[Start of DATASET RECORDS]

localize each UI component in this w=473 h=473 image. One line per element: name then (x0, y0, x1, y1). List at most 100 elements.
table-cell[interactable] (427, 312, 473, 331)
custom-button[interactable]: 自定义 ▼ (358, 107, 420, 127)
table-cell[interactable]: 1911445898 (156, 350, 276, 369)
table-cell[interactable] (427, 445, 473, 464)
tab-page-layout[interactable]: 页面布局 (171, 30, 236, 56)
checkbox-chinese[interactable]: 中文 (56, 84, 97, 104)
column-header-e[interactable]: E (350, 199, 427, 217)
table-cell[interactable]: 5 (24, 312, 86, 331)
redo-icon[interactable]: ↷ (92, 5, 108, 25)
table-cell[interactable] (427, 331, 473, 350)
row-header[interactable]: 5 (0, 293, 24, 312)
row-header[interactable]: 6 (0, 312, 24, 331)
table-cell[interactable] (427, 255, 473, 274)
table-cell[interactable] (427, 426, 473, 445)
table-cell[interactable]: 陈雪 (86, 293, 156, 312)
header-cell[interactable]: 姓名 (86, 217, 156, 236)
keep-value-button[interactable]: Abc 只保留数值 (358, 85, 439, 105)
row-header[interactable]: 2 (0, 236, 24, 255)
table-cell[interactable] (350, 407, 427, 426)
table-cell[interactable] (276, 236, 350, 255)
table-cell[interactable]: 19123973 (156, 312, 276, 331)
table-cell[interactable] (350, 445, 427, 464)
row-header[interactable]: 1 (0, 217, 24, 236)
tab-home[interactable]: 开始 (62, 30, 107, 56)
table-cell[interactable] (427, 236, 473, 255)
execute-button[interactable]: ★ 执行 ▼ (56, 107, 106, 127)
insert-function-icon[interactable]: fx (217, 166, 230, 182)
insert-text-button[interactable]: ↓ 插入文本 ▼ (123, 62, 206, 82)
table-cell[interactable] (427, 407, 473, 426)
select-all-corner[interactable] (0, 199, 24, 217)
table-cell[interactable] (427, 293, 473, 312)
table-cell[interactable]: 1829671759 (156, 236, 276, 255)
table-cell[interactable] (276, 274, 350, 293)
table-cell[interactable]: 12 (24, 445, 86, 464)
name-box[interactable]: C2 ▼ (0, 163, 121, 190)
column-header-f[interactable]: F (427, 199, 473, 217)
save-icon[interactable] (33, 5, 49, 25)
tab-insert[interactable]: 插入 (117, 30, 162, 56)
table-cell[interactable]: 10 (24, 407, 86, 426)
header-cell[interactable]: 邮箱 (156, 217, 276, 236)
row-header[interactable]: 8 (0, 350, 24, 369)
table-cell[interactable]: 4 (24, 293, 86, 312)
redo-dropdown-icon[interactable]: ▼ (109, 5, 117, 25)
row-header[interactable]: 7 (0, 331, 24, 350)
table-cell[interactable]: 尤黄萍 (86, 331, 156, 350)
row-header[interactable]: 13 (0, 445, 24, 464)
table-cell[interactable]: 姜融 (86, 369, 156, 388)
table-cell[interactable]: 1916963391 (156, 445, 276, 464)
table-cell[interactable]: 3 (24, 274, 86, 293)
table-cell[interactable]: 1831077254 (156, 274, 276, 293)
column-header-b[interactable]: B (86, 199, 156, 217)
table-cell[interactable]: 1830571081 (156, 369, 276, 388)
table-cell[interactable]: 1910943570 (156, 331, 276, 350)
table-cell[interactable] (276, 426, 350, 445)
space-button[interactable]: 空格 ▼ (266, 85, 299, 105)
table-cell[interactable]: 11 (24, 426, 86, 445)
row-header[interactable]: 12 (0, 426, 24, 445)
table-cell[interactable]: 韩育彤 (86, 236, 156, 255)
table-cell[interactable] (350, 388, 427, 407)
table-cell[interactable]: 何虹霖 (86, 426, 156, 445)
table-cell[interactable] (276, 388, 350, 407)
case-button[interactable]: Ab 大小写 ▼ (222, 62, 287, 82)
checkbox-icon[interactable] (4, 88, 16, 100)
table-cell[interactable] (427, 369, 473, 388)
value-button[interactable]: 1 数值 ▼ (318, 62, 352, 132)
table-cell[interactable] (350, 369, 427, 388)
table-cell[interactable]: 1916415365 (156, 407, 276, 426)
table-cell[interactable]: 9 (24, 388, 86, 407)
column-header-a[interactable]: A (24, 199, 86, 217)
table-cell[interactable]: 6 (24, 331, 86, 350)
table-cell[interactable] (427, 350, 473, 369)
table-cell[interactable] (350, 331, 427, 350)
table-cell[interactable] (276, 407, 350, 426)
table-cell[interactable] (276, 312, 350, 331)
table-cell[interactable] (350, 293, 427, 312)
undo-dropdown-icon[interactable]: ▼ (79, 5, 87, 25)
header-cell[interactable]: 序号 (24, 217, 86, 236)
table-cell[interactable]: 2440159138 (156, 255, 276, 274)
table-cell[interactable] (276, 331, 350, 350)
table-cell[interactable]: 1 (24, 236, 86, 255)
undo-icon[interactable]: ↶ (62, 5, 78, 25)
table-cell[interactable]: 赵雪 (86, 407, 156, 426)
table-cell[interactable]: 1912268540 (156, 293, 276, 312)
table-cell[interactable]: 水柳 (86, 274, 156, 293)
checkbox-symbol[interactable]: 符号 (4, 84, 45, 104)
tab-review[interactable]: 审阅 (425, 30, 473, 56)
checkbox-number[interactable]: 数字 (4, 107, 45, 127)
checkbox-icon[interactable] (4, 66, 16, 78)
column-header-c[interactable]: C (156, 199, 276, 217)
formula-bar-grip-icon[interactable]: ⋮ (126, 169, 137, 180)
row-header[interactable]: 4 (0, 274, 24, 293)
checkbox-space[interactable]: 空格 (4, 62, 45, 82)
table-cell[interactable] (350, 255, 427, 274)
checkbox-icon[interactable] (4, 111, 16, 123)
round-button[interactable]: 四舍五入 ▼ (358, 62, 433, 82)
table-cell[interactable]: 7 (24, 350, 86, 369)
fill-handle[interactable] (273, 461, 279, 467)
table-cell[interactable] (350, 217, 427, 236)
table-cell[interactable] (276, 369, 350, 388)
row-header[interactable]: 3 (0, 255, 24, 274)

[End of DATASET RECORDS]

* **DESCRIPTION OF THE TASK**:
Could you reproduce, word for word, the entries from the very first line through the line containing "table-cell[interactable] (276, 274, 350, 293)", with both ends included?

* **EXERCISE RESPONSE**:
localize each UI component in this w=473 h=473 image. One line per element: name then (x0, y0, x1, y1). List at most 100 elements.
table-cell[interactable] (427, 312, 473, 331)
custom-button[interactable]: 自定义 ▼ (358, 107, 420, 127)
table-cell[interactable]: 1911445898 (156, 350, 276, 369)
table-cell[interactable] (427, 445, 473, 464)
tab-page-layout[interactable]: 页面布局 (171, 30, 236, 56)
checkbox-chinese[interactable]: 中文 (56, 84, 97, 104)
column-header-e[interactable]: E (350, 199, 427, 217)
table-cell[interactable]: 5 (24, 312, 86, 331)
redo-icon[interactable]: ↷ (92, 5, 108, 25)
table-cell[interactable] (427, 331, 473, 350)
row-header[interactable]: 5 (0, 293, 24, 312)
row-header[interactable]: 6 (0, 312, 24, 331)
table-cell[interactable] (427, 255, 473, 274)
table-cell[interactable] (427, 426, 473, 445)
table-cell[interactable]: 陈雪 (86, 293, 156, 312)
header-cell[interactable]: 姓名 (86, 217, 156, 236)
keep-value-button[interactable]: Abc 只保留数值 (358, 85, 439, 105)
row-header[interactable]: 2 (0, 236, 24, 255)
table-cell[interactable] (350, 407, 427, 426)
table-cell[interactable] (276, 236, 350, 255)
table-cell[interactable]: 19123973 (156, 312, 276, 331)
table-cell[interactable] (350, 445, 427, 464)
row-header[interactable]: 1 (0, 217, 24, 236)
tab-home[interactable]: 开始 (62, 30, 107, 56)
table-cell[interactable] (427, 236, 473, 255)
execute-button[interactable]: ★ 执行 ▼ (56, 107, 106, 127)
insert-function-icon[interactable]: fx (217, 166, 230, 182)
insert-text-button[interactable]: ↓ 插入文本 ▼ (123, 62, 206, 82)
table-cell[interactable] (427, 407, 473, 426)
select-all-corner[interactable] (0, 199, 24, 217)
table-cell[interactable] (427, 293, 473, 312)
table-cell[interactable]: 1829671759 (156, 236, 276, 255)
table-cell[interactable] (276, 274, 350, 293)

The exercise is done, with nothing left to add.